> [What to do] Repeat all of the data precisely.

> [Source material]
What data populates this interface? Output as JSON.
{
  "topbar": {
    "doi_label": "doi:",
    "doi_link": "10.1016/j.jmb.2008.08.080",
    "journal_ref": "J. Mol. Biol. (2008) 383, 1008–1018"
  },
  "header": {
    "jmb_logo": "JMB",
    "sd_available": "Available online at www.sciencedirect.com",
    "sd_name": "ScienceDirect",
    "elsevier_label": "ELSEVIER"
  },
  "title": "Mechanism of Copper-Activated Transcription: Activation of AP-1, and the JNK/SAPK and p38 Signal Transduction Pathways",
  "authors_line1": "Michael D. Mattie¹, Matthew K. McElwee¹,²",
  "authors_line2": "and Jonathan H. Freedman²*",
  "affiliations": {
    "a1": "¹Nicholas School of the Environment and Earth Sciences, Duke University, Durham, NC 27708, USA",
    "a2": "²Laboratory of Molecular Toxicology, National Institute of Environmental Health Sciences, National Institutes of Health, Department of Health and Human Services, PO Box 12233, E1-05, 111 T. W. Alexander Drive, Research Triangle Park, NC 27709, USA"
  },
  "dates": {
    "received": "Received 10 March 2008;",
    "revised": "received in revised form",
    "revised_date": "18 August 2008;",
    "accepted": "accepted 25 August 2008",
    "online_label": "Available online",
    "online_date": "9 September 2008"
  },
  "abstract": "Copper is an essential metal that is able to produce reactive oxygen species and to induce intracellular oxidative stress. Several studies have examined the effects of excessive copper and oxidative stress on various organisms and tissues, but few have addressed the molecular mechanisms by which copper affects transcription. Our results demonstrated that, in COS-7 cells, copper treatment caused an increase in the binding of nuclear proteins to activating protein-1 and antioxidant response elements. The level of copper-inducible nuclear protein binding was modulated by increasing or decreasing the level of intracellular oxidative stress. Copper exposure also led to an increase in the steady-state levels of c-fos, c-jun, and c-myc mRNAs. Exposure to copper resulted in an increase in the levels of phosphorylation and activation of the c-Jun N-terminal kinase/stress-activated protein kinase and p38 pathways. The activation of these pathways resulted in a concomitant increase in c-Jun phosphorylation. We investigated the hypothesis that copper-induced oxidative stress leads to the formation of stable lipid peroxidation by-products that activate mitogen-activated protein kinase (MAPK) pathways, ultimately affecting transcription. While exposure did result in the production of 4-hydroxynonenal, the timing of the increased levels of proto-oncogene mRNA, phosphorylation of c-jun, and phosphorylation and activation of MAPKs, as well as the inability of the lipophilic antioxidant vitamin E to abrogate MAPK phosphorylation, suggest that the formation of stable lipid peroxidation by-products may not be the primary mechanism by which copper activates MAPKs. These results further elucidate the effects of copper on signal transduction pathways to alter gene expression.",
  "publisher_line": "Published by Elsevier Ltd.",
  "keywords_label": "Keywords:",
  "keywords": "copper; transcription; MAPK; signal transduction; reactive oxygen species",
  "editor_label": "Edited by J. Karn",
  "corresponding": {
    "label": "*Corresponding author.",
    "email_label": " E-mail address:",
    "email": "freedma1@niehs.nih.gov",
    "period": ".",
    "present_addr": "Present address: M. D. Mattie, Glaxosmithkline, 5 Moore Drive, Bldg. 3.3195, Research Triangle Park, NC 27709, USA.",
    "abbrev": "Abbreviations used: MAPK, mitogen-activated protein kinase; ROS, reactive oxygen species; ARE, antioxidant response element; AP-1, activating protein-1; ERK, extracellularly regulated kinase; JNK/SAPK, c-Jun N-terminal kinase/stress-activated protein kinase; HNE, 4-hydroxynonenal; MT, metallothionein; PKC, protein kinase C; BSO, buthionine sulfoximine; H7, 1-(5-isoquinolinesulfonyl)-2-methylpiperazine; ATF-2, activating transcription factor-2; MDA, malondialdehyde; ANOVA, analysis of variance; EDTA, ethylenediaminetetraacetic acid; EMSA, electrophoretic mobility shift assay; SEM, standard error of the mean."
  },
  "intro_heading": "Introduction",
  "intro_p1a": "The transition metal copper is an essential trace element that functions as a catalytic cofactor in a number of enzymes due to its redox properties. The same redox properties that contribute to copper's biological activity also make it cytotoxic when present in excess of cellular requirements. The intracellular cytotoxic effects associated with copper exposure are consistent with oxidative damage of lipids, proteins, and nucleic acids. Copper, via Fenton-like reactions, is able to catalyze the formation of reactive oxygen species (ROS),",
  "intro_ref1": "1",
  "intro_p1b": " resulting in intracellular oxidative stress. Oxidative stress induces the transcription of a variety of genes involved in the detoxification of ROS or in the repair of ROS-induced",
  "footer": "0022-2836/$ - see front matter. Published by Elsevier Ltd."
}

> [Exercise solution]
What data populates this interface? Output as JSON.
{
  "topbar": {
    "doi_label": "doi:",
    "doi_link": "10.1016/j.jmb.2008.08.080",
    "journal_ref": "J. Mol. Biol. (2008) 383, 1008–1018"
  },
  "header": {
    "jmb_logo": "JMB",
    "sd_available": "Available online at www.sciencedirect.com",
    "sd_name": "ScienceDirect",
    "elsevier_label": "ELSEVIER"
  },
  "title": "Mechanism of Copper-Activated Transcription: Activation of AP-1, and the JNK/SAPK and p38 Signal Transduction Pathways",
  "authors_line1": "Michael D. Mattie¹, Matthew K. McElwee¹,²",
  "authors_line2": "and Jonathan H. Freedman²*",
  "affiliations": {
    "a1": "¹Nicholas School of the Environment and Earth Sciences, Duke University, Durham, NC 27708, USA",
    "a2": "²Laboratory of Molecular Toxicology, National Institute of Environmental Health Sciences, National Institutes of Health, Department of Health and Human Services, PO Box 12233, E1-05, 111 T. W. Alexander Drive, Research Triangle Park, NC 27709, USA"
  },
  "dates": {
    "received": "Received 10 March 2008;",
    "revised": "received in revised form",
    "revised_date": "18 August 2008;",
    "accepted": "accepted 25 August 2008",
    "online_label": "Available online",
    "online_date": "9 September 2008"
  },
  "abstract": "Copper is an essential metal that is able to produce reactive oxygen species and to induce intracellular oxidative stress. Several studies have examined the effects of excessive copper and oxidative stress on various organisms and tissues, but few have addressed the molecular mechanisms by which copper affects transcription. Our results demonstrated that, in COS-7 cells, copper treatment caused an increase in the binding of nuclear proteins to activating protein-1 and antioxidant response elements. The level of copper-inducible nuclear protein binding was modulated by increasing or decreasing the level of intracellular oxidative stress. Copper exposure also led to an increase in the steady-state levels of c-fos, c-jun, and c-myc mRNAs. Exposure to copper resulted in an increase in the levels of phosphorylation and activation of the c-Jun N-terminal kinase/stress-activated protein kinase and p38 pathways. The activation of these pathways resulted in a concomitant increase in c-Jun phosphorylation. We investigated the hypothesis that copper-induced oxidative stress leads to the formation of stable lipid peroxidation by-products that activate mitogen-activated protein kinase (MAPK) pathways, ultimately affecting transcription. While exposure did result in the production of 4-hydroxynonenal, the timing of the increased levels of proto-oncogene mRNA, phosphorylation of c-jun, and phosphorylation and activation of MAPKs, as well as the inability of the lipophilic antioxidant vitamin E to abrogate MAPK phosphorylation, suggest that the formation of stable lipid peroxidation by-products may not be the primary mechanism by which copper activates MAPKs. These results further elucidate the effects of copper on signal transduction pathways to alter gene expression.",
  "publisher_line": "Published by Elsevier Ltd.",
  "keywords_label": "Keywords:",
  "keywords": "copper; transcription; MAPK; signal transduction; reactive oxygen species",
  "editor_label": "Edited by J. Karn",
  "corresponding": {
    "label": "*Corresponding author.",
    "email_label": " E-mail address:",
    "email": "freedma1@niehs.nih.gov",
    "period": ".",
    "present_addr": "Present address: M. D. Mattie, Glaxosmithkline, 5 Moore Drive, Bldg. 3.3195, Research Triangle Park, NC 27709, USA.",
    "abbrev": "Abbreviations used: MAPK, mitogen-activated protein kinase; ROS, reactive oxygen species; ARE, antioxidant response element; AP-1, activating protein-1; ERK, extracellularly regulated kinase; JNK/SAPK, c-Jun N-terminal kinase/stress-activated protein kinase; HNE, 4-hydroxynonenal; MT, metallothionein; PKC, protein kinase C; BSO, buthionine sulfoximine; H7, 1-(5-isoquinolinesulfonyl)-2-methylpiperazine; ATF-2, activating transcription factor-2; MDA, malondialdehyde; ANOVA, analysis of variance; EDTA, ethylenediaminetetraacetic acid; EMSA, electrophoretic mobility shift assay; SEM, standard error of the mean."
  },
  "intro_heading": "Introduction",
  "intro_p1a": "The transition metal copper is an essential trace element that functions as a catalytic cofactor in a number of enzymes due to its redox properties. The same redox properties that contribute to copper's biological activity also make it cytotoxic when present in excess of cellular requirements. The intracellular cytotoxic effects associated with copper exposure are consistent with oxidative damage of lipids, proteins, and nucleic acids. Copper, via Fenton-like reactions, is able to catalyze the formation of reactive oxygen species (ROS),",
  "intro_ref1": "1",
  "intro_p1b": " resulting in intracellular oxidative stress. Oxidative stress induces the transcription of a variety of genes involved in the detoxification of ROS or in the repair of ROS-induced",
  "footer": "0022-2836/$ - see front matter. Published by Elsevier Ltd."
}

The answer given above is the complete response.